======== DATA EXTRACT

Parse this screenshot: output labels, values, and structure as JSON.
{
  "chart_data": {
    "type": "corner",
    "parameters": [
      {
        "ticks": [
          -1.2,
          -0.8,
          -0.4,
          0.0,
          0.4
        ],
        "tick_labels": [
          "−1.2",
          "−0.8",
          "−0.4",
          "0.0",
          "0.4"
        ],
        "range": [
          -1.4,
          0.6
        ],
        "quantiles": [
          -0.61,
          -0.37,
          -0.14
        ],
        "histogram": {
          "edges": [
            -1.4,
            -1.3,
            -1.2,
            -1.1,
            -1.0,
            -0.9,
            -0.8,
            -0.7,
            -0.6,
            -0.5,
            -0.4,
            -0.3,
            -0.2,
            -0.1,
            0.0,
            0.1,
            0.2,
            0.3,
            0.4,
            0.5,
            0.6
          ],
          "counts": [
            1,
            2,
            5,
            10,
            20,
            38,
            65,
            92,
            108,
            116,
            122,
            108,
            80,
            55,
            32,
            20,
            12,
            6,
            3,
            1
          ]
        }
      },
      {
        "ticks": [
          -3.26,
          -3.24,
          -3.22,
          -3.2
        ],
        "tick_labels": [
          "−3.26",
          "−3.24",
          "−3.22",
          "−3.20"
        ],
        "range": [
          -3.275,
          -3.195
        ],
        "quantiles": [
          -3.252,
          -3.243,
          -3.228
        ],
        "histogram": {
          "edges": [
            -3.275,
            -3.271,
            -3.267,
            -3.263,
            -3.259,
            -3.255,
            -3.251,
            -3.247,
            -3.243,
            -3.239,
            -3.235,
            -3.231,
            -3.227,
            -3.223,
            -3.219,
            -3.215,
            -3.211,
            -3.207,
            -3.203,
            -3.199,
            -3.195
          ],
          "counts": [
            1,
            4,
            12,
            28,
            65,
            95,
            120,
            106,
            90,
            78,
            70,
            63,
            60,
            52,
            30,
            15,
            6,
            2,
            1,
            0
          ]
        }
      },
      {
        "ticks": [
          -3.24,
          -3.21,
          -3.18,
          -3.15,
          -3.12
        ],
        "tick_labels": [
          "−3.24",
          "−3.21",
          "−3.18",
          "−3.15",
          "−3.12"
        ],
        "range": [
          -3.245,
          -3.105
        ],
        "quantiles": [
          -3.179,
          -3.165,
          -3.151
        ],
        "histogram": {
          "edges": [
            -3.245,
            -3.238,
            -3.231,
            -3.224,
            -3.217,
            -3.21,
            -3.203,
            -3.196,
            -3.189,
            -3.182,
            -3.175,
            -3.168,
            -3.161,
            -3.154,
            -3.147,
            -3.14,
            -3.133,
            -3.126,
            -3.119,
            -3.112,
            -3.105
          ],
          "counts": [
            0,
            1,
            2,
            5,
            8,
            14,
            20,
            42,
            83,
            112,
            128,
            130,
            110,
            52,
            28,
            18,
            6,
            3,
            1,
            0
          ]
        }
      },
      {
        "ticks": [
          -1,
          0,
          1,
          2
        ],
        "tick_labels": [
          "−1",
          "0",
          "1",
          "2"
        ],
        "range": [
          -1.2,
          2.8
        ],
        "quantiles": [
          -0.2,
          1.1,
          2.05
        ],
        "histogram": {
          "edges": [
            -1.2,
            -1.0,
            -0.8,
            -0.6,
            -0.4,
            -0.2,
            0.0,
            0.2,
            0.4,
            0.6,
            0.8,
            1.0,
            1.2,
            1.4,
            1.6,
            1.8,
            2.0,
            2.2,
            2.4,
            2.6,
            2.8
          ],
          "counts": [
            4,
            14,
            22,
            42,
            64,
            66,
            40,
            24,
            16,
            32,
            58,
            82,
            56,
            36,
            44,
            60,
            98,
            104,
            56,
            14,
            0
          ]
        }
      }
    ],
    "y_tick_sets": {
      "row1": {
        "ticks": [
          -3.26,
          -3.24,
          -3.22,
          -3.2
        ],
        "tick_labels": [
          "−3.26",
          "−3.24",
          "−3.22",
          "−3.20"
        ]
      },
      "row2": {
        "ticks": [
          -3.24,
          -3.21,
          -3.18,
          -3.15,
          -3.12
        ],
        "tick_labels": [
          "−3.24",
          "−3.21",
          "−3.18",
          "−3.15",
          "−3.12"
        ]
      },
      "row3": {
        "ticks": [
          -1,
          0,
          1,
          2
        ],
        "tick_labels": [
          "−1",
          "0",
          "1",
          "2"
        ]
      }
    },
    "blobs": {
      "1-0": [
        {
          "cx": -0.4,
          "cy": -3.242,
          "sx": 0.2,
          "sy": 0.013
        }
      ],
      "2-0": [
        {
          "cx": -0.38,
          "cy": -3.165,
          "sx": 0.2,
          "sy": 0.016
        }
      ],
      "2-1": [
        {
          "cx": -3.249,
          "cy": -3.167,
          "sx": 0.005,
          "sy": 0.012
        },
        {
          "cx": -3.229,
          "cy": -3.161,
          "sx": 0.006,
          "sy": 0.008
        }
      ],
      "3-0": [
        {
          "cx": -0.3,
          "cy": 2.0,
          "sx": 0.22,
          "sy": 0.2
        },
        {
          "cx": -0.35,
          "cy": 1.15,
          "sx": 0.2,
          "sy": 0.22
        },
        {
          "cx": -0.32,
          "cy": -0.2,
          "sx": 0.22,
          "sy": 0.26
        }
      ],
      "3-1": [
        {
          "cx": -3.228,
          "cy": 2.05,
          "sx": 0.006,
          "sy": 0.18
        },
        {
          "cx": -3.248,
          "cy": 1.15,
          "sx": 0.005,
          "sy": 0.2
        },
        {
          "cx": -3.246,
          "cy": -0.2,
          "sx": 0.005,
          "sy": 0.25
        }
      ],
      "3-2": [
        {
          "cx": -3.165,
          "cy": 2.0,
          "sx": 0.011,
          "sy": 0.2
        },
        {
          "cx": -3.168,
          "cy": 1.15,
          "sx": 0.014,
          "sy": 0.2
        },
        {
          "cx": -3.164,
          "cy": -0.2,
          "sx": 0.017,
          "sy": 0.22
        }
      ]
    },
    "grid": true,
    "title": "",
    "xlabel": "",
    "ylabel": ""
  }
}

================

Extract all of the data exactly as written.

#### [WRITTEN SOLUTION]
Parse this screenshot: output labels, values, and structure as JSON.
{
  "chart_data": {
    "type": "corner",
    "parameters": [
      {
        "ticks": [
          -1.2,
          -0.8,
          -0.4,
          0.0,
          0.4
        ],
        "tick_labels": [
          "−1.2",
          "−0.8",
          "−0.4",
          "0.0",
          "0.4"
        ],
        "range": [
          -1.4,
          0.6
        ],
        "quantiles": [
          -0.61,
          -0.37,
          -0.14
        ],
        "histogram": {
          "edges": [
            -1.4,
            -1.3,
            -1.2,
            -1.1,
            -1.0,
            -0.9,
            -0.8,
            -0.7,
            -0.6,
            -0.5,
            -0.4,
            -0.3,
            -0.2,
            -0.1,
            0.0,
            0.1,
            0.2,
            0.3,
            0.4,
            0.5,
            0.6
          ],
          "counts": [
            1,
            2,
            5,
            10,
            20,
            38,
            65,
            92,
            108,
            116,
            122,
            108,
            80,
            55,
            32,
            20,
            12,
            6,
            3,
            1
          ]
        }
      },
      {
        "ticks": [
          -3.26,
          -3.24,
          -3.22,
          -3.2
        ],
        "tick_labels": [
          "−3.26",
          "−3.24",
          "−3.22",
          "−3.20"
        ],
        "range": [
          -3.275,
          -3.195
        ],
        "quantiles": [
          -3.252,
          -3.243,
          -3.228
        ],
        "histogram": {
          "edges": [
            -3.275,
            -3.271,
            -3.267,
            -3.263,
            -3.259,
            -3.255,
            -3.251,
            -3.247,
            -3.243,
            -3.239,
            -3.235,
            -3.231,
            -3.227,
            -3.223,
            -3.219,
            -3.215,
            -3.211,
            -3.207,
            -3.203,
            -3.199,
            -3.195
          ],
          "counts": [
            1,
            4,
            12,
            28,
            65,
            95,
            120,
            106,
            90,
            78,
            70,
            63,
            60,
            52,
            30,
            15,
            6,
            2,
            1,
            0
          ]
        }
      },
      {
        "ticks": [
          -3.24,
          -3.21,
          -3.18,
          -3.15,
          -3.12
        ],
        "tick_labels": [
          "−3.24",
          "−3.21",
          "−3.18",
          "−3.15",
          "−3.12"
        ],
        "range": [
          -3.245,
          -3.105
        ],
        "quantiles": [
          -3.179,
          -3.165,
          -3.151
        ],
        "histogram": {
          "edges": [
            -3.245,
            -3.238,
            -3.231,
            -3.224,
            -3.217,
            -3.21,
            -3.203,
            -3.196,
            -3.189,
            -3.182,
            -3.175,
            -3.168,
            -3.161,
            -3.154,
            -3.147,
            -3.14,
            -3.133,
            -3.126,
            -3.119,
            -3.112,
            -3.105
          ],
          "counts": [
            0,
            1,
            2,
            5,
            8,
            14,
            20,
            42,
            83,
            112,
            128,
            130,
            110,
            52,
            28,
            18,
            6,
            3,
            1,
            0
          ]
        }
      },
      {
        "ticks": [
          -1,
          0,
          1,
          2
        ],
        "tick_labels": [
          "−1",
          "0",
          "1",
          "2"
        ],
        "range": [
          -1.2,
          2.8
        ],
        "quantiles": [
          -0.2,
          1.1,
          2.05
        ],
        "histogram": {
          "edges": [
            -1.2,
            -1.0,
            -0.8,
            -0.6,
            -0.4,
            -0.2,
            0.0,
            0.2,
            0.4,
            0.6,
            0.8,
            1.0,
            1.2,
            1.4,
            1.6,
            1.8,
            2.0,
            2.2,
            2.4,
            2.6,
            2.8
          ],
          "counts": [
            4,
            14,
            22,
            42,
            64,
            66,
            40,
            24,
            16,
            32,
            58,
            82,
            56,
            36,
            44,
            60,
            98,
            104,
            56,
            14,
            0
          ]
        }
      }
    ],
    "y_tick_sets": {
      "row1": {
        "ticks": [
          -3.26,
          -3.24,
          -3.22,
          -3.2
        ],
        "tick_labels": [
          "−3.26",
          "−3.24",
          "−3.22",
          "−3.20"
        ]
      },
      "row2": {
        "ticks": [
          -3.24,
          -3.21,
          -3.18,
          -3.15,
          -3.12
        ],
        "tick_labels": [
          "−3.24",
          "−3.21",
          "−3.18",
          "−3.15",
          "−3.12"
        ]
      },
      "row3": {
        "ticks": [
          -1,
          0,
          1,
          2
        ],
        "tick_labels": [
          "−1",
          "0",
          "1",
          "2"
        ]
      }
    },
    "blobs": {
      "1-0": [
        {
          "cx": -0.4,
          "cy": -3.242,
          "sx": 0.2,
          "sy": 0.013
        }
      ],
      "2-0": [
        {
          "cx": -0.38,
          "cy": -3.165,
          "sx": 0.2,
          "sy": 0.016
        }
      ],
      "2-1": [
        {
          "cx": -3.249,
          "cy": -3.167,
          "sx": 0.005,
          "sy": 0.012
        },
        {
          "cx": -3.229,
          "cy": -3.161,
          "sx": 0.006,
          "sy": 0.008
        }
      ],
      "3-0": [
        {
          "cx": -0.3,
          "cy": 2.0,
          "sx": 0.22,
          "sy": 0.2
        },
        {
          "cx": -0.35,
          "cy": 1.15,
          "sx": 0.2,
          "sy": 0.22
        },
        {
          "cx": -0.32,
          "cy": -0.2,
          "sx": 0.22,
          "sy": 0.26
        }
      ],
      "3-1": [
        {
          "cx": -3.228,
          "cy": 2.05,
          "sx": 0.006,
          "sy": 0.18
        },
        {
          "cx": -3.248,
          "cy": 1.15,
          "sx": 0.005,
          "sy": 0.2
        },
        {
          "cx": -3.246,
          "cy": -0.2,
          "sx": 0.005,
          "sy": 0.25
        }
      ],
      "3-2": [
        {
          "cx": -3.165,
          "cy": 2.0,
          "sx": 0.011,
          "sy": 0.2
        },
        {
          "cx": -3.168,
          "cy": 1.15,
          "sx": 0.014,
          "sy": 0.2
        },
        {
          "cx": -3.164,
          "cy": -0.2,
          "sx": 0.017,
          "sy": 0.22
        }
      ]
    },
    "grid": true,
    "title": "",
    "xlabel": "",
    "ylabel": ""
  }
}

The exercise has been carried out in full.